| EXERCISE TASK |
Write out the material exactly, leaving every picture behind.

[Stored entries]
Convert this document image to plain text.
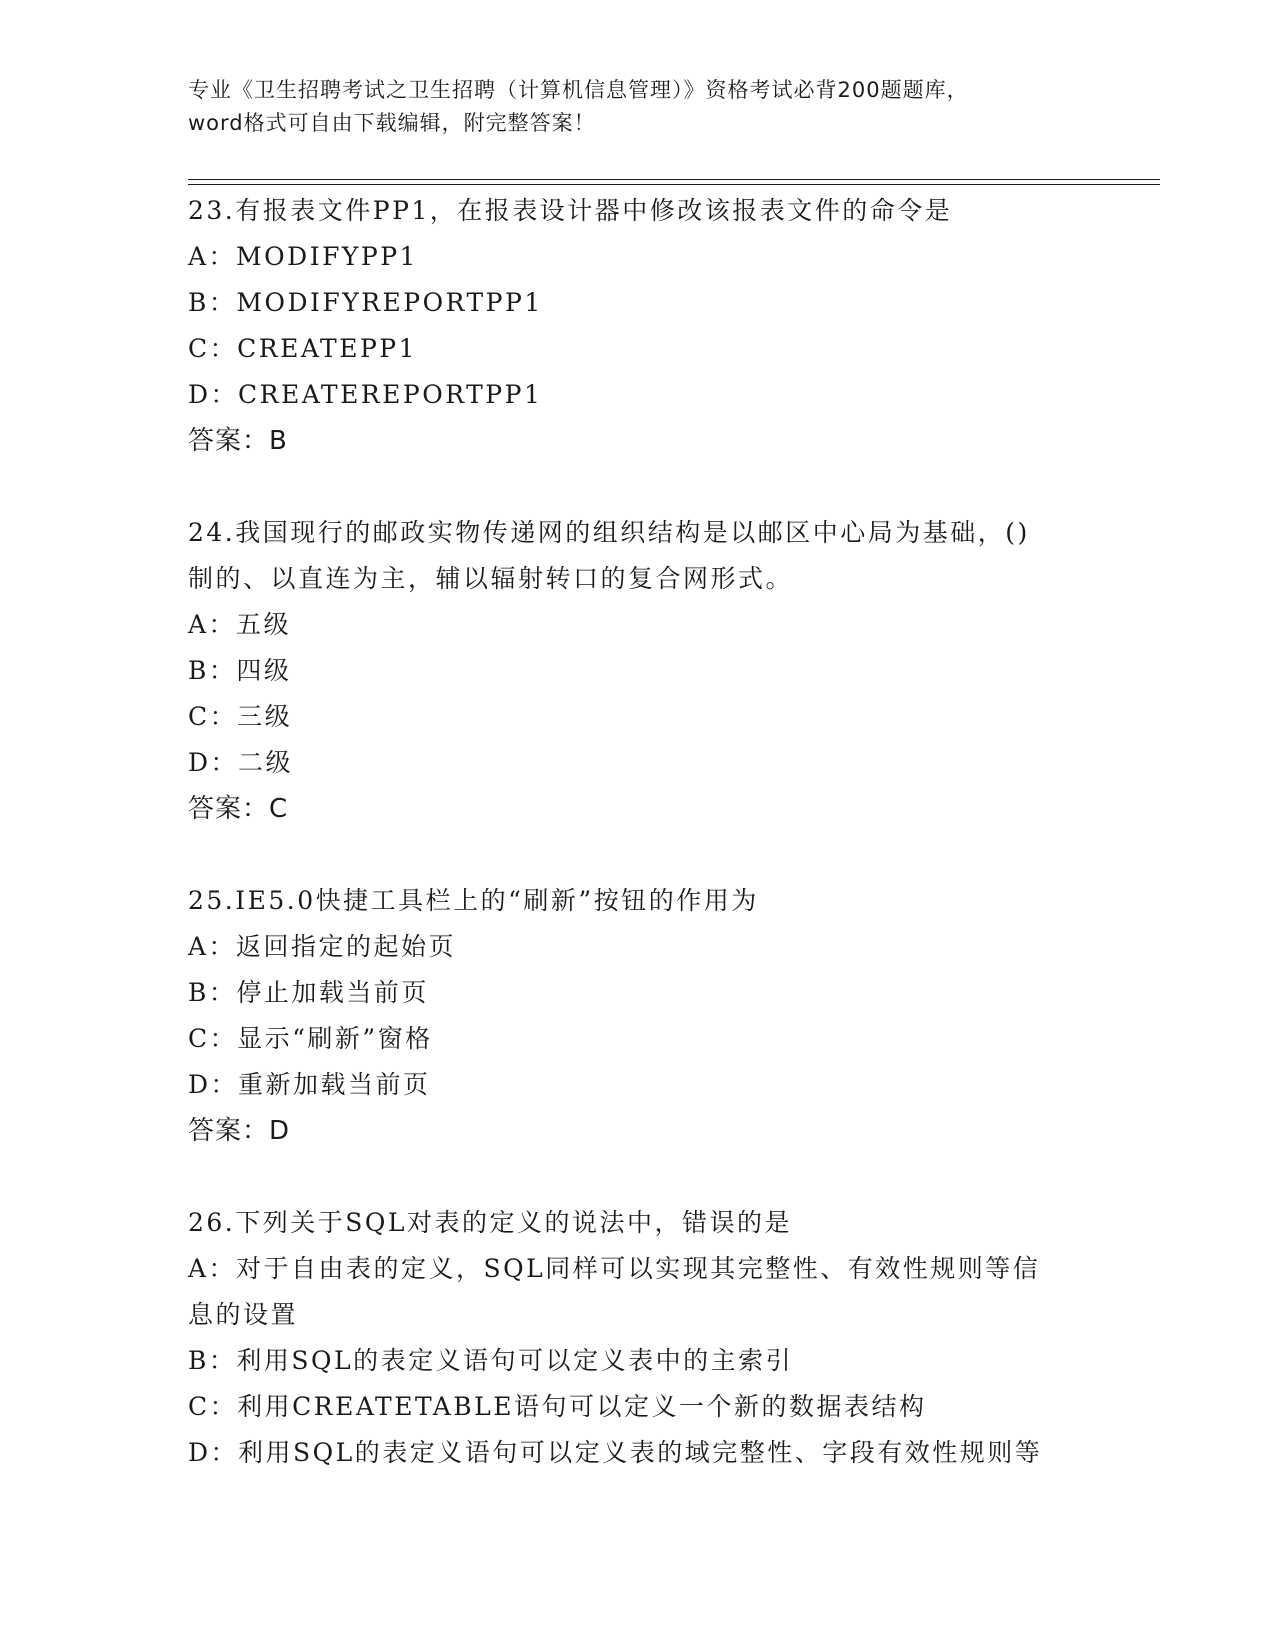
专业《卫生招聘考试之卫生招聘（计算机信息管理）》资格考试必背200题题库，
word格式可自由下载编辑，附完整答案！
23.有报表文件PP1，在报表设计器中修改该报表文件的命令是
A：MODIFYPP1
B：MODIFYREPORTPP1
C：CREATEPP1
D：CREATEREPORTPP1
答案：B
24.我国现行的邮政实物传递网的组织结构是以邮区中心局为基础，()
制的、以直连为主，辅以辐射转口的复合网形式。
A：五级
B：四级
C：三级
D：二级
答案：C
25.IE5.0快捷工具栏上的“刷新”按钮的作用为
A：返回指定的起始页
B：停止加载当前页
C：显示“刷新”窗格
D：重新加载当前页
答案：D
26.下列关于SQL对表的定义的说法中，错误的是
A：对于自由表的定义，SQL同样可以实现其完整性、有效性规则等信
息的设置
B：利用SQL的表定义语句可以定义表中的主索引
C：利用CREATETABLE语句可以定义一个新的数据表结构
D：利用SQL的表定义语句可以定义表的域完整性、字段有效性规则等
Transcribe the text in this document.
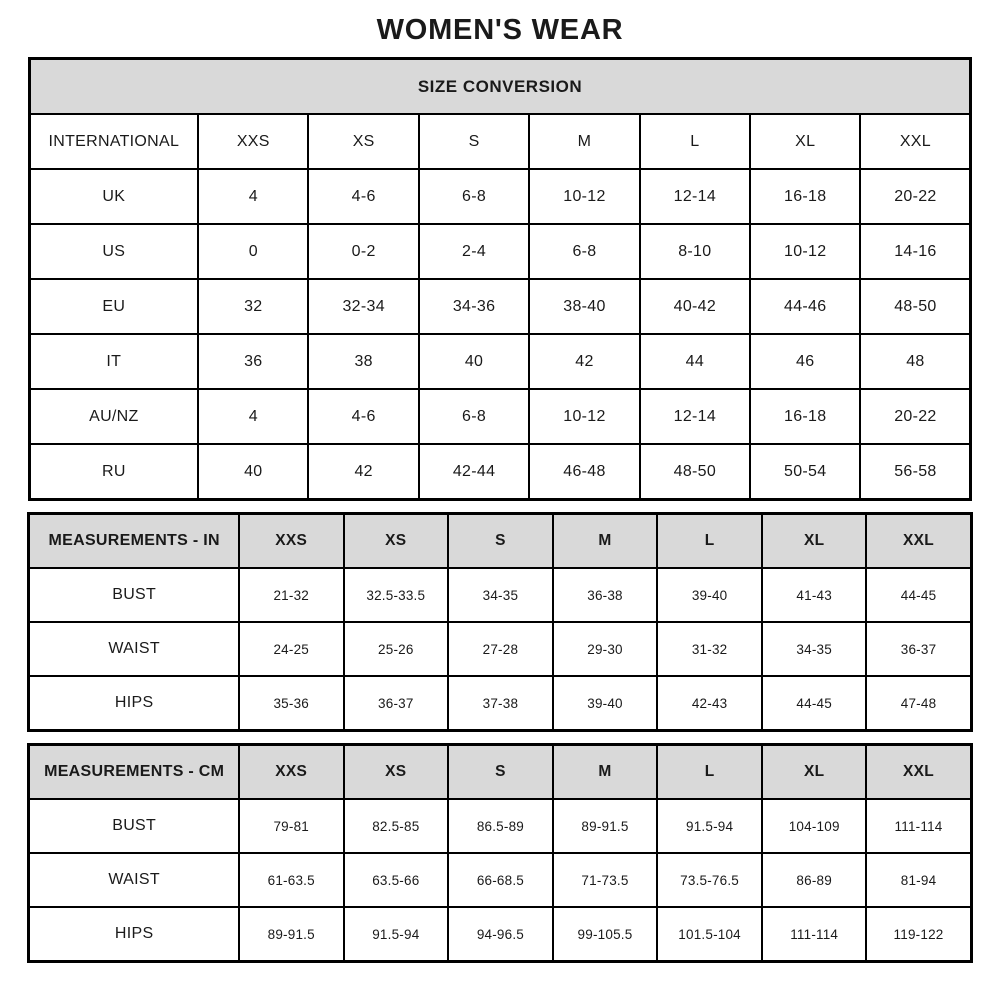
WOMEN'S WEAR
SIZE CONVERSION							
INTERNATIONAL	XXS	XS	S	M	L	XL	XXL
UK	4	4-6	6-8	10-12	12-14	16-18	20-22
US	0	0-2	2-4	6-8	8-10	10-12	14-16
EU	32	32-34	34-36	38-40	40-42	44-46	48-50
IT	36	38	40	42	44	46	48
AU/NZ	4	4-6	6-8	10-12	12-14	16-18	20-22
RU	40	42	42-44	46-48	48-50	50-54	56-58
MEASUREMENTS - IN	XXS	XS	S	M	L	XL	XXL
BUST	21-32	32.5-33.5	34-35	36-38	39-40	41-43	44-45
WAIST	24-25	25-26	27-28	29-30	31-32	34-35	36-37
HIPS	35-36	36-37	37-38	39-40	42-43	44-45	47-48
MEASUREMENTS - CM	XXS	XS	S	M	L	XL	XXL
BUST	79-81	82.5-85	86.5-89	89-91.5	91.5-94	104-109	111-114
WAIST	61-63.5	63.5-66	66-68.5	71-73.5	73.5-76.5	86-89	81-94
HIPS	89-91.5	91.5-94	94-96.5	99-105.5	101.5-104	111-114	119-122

| TASK RESULT |
Convert this document image to plain text.
专业《卫生招聘考试之卫生招聘（计算机信息管理）》资格考试必背200题题库，
word格式可自由下载编辑，附完整答案！
23.有报表文件PP1，在报表设计器中修改该报表文件的命令是
A：MODIFYPP1
B：MODIFYREPORTPP1
C：CREATEPP1
D：CREATEREPORTPP1
答案：B
24.我国现行的邮政实物传递网的组织结构是以邮区中心局为基础，()
制的、以直连为主，辅以辐射转口的复合网形式。
A：五级
B：四级
C：三级
D：二级
答案：C
25.IE5.0快捷工具栏上的“刷新”按钮的作用为
A：返回指定的起始页
B：停止加载当前页
C：显示“刷新”窗格
D：重新加载当前页
答案：D
26.下列关于SQL对表的定义的说法中，错误的是
A：对于自由表的定义，SQL同样可以实现其完整性、有效性规则等信
息的设置
B：利用SQL的表定义语句可以定义表中的主索引
C：利用CREATETABLE语句可以定义一个新的数据表结构
D：利用SQL的表定义语句可以定义表的域完整性、字段有效性规则等
Transcribe the text in this document.
WOMEN'S WEAR
SIZE CONVERSION							
INTERNATIONAL	XXS	XS	S	M	L	XL	XXL
UK	4	4-6	6-8	10-12	12-14	16-18	20-22
US	0	0-2	2-4	6-8	8-10	10-12	14-16
EU	32	32-34	34-36	38-40	40-42	44-46	48-50
IT	36	38	40	42	44	46	48
AU/NZ	4	4-6	6-8	10-12	12-14	16-18	20-22
RU	40	42	42-44	46-48	48-50	50-54	56-58
MEASUREMENTS - IN	XXS	XS	S	M	L	XL	XXL
BUST	21-32	32.5-33.5	34-35	36-38	39-40	41-43	44-45
WAIST	24-25	25-26	27-28	29-30	31-32	34-35	36-37
HIPS	35-36	36-37	37-38	39-40	42-43	44-45	47-48
MEASUREMENTS - CM	XXS	XS	S	M	L	XL	XXL
BUST	79-81	82.5-85	86.5-89	89-91.5	91.5-94	104-109	111-114
WAIST	61-63.5	63.5-66	66-68.5	71-73.5	73.5-76.5	86-89	81-94
HIPS	89-91.5	91.5-94	94-96.5	99-105.5	101.5-104	111-114	119-122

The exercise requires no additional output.